■ Lines of data:
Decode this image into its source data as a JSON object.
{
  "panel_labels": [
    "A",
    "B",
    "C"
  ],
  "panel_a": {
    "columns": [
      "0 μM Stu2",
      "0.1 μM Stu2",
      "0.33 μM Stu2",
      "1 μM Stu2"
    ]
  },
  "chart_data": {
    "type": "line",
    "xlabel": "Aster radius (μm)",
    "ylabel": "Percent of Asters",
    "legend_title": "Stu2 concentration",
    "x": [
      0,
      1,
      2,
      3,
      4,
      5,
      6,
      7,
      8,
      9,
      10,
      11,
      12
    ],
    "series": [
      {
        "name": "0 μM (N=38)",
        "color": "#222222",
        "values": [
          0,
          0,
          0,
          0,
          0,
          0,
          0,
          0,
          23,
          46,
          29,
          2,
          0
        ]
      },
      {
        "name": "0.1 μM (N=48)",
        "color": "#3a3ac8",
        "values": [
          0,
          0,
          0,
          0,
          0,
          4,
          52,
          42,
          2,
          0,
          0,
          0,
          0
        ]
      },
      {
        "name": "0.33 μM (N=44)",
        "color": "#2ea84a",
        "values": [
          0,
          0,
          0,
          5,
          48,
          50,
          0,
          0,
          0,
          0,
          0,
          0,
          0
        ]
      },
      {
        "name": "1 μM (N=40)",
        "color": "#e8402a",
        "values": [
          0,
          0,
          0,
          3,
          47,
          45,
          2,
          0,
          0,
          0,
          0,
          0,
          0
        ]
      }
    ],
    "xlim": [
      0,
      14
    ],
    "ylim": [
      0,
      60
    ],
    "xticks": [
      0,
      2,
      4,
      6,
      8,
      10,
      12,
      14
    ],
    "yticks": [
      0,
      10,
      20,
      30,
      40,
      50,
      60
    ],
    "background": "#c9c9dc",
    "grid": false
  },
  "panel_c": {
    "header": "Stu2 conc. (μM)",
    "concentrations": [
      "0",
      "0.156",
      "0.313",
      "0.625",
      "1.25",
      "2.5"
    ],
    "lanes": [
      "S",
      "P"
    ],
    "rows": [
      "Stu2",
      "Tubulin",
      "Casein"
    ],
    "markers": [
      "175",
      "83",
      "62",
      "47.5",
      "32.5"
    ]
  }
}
---
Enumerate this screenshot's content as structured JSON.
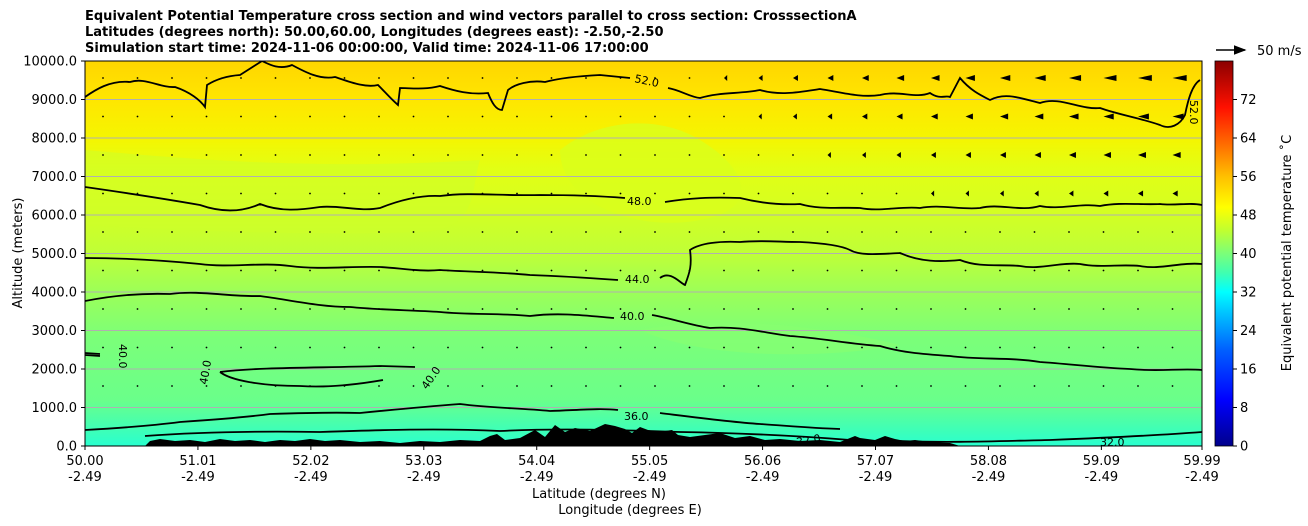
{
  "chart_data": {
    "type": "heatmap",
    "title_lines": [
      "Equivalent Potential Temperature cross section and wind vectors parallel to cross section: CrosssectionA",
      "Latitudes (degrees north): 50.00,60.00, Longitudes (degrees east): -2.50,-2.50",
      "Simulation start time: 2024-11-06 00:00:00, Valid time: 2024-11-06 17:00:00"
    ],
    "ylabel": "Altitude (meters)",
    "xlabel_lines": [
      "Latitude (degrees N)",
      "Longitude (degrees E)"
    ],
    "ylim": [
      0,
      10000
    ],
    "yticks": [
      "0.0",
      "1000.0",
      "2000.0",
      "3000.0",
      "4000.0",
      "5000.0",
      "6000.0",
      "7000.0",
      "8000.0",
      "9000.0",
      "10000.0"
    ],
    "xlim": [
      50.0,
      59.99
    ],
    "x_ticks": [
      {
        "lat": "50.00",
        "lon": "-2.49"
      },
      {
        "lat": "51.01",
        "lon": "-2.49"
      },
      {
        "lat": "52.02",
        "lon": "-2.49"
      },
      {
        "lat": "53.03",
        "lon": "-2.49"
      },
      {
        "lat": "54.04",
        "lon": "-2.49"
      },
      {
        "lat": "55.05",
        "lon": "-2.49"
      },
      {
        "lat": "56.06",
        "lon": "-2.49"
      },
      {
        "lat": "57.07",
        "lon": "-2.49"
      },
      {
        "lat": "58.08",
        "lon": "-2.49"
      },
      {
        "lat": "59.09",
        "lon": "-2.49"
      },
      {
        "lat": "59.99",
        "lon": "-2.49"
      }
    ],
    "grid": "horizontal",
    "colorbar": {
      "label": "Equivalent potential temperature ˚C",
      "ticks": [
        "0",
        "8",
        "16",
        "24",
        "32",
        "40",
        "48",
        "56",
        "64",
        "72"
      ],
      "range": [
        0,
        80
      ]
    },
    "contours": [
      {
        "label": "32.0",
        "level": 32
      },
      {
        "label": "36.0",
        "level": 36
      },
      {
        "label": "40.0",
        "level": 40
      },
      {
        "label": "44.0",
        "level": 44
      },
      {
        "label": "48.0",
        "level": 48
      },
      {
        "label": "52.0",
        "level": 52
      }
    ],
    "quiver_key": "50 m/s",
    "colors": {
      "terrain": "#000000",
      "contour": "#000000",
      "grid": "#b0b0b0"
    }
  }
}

■ What you need to do: Scan the data for the word "level" and copy every line where it shows up.

■ Solved exercise:
        "level": 32
        "level": 36
        "level": 40
        "level": 44
        "level": 48
        "level": 52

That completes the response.